AIM – Among the lines below, list those containing the string "Чачак".

DATA LISTING –

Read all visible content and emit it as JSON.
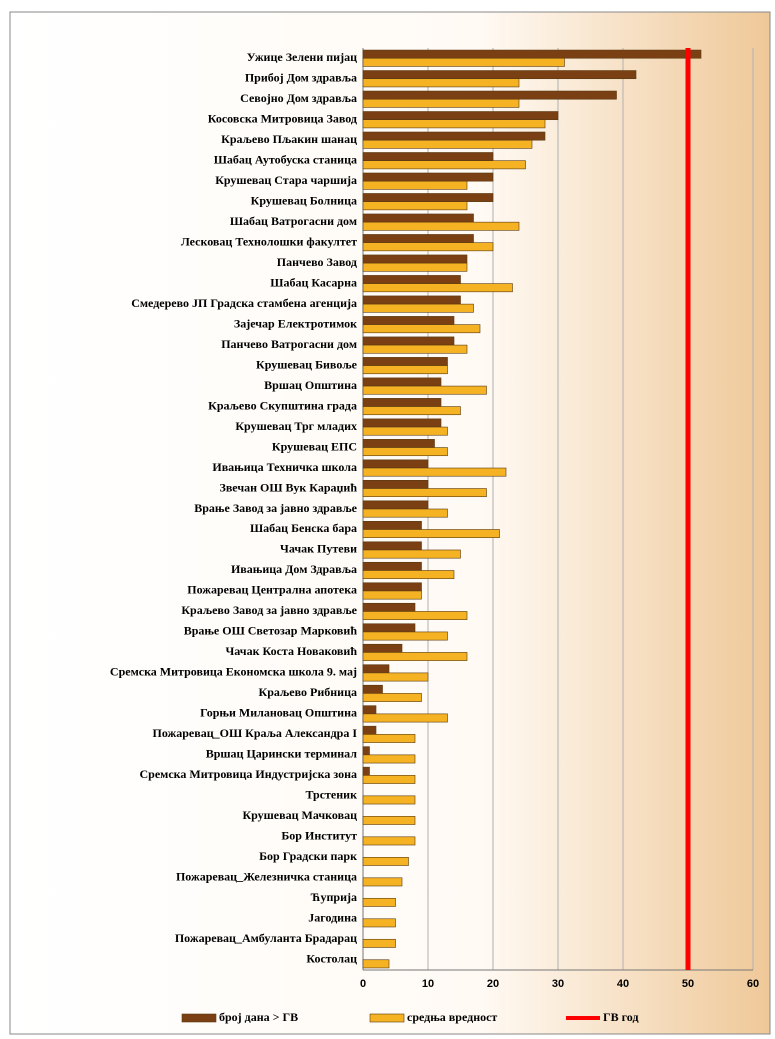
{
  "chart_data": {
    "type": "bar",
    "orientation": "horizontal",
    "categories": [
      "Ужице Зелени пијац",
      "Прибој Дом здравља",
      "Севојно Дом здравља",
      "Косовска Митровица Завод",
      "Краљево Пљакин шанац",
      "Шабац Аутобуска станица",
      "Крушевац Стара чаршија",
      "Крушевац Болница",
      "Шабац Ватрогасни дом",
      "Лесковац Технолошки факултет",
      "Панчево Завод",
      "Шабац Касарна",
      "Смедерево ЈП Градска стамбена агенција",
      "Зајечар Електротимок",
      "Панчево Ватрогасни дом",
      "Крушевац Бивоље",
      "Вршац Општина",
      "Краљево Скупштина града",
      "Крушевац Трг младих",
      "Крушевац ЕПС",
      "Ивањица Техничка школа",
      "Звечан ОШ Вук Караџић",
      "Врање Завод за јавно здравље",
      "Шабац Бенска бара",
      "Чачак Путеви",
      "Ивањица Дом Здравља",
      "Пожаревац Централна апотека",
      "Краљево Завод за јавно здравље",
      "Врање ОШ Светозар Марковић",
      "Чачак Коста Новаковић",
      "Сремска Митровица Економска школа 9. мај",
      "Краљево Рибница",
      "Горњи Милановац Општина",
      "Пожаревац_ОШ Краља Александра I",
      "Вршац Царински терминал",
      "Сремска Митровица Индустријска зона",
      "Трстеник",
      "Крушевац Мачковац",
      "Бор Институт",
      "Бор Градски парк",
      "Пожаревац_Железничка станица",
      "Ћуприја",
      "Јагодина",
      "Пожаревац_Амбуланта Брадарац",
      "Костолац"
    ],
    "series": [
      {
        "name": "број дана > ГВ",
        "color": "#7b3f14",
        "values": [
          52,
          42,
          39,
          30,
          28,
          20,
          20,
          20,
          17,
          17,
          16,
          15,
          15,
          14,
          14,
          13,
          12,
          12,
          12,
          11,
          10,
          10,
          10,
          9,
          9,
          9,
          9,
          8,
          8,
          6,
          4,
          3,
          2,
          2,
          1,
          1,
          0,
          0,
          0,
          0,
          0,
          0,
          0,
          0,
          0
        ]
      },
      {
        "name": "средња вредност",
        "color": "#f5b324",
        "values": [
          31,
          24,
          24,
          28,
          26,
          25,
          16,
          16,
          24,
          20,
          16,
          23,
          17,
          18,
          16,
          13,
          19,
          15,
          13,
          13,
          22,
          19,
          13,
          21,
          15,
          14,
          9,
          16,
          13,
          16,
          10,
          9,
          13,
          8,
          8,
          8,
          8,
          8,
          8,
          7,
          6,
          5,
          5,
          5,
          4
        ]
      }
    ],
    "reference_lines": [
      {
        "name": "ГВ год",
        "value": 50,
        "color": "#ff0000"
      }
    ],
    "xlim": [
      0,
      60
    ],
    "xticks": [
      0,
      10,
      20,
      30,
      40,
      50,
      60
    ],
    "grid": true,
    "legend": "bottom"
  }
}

EXERCISE OUTPUT –
      "Чачак Путеви",
      "Чачак Коста Новаковић",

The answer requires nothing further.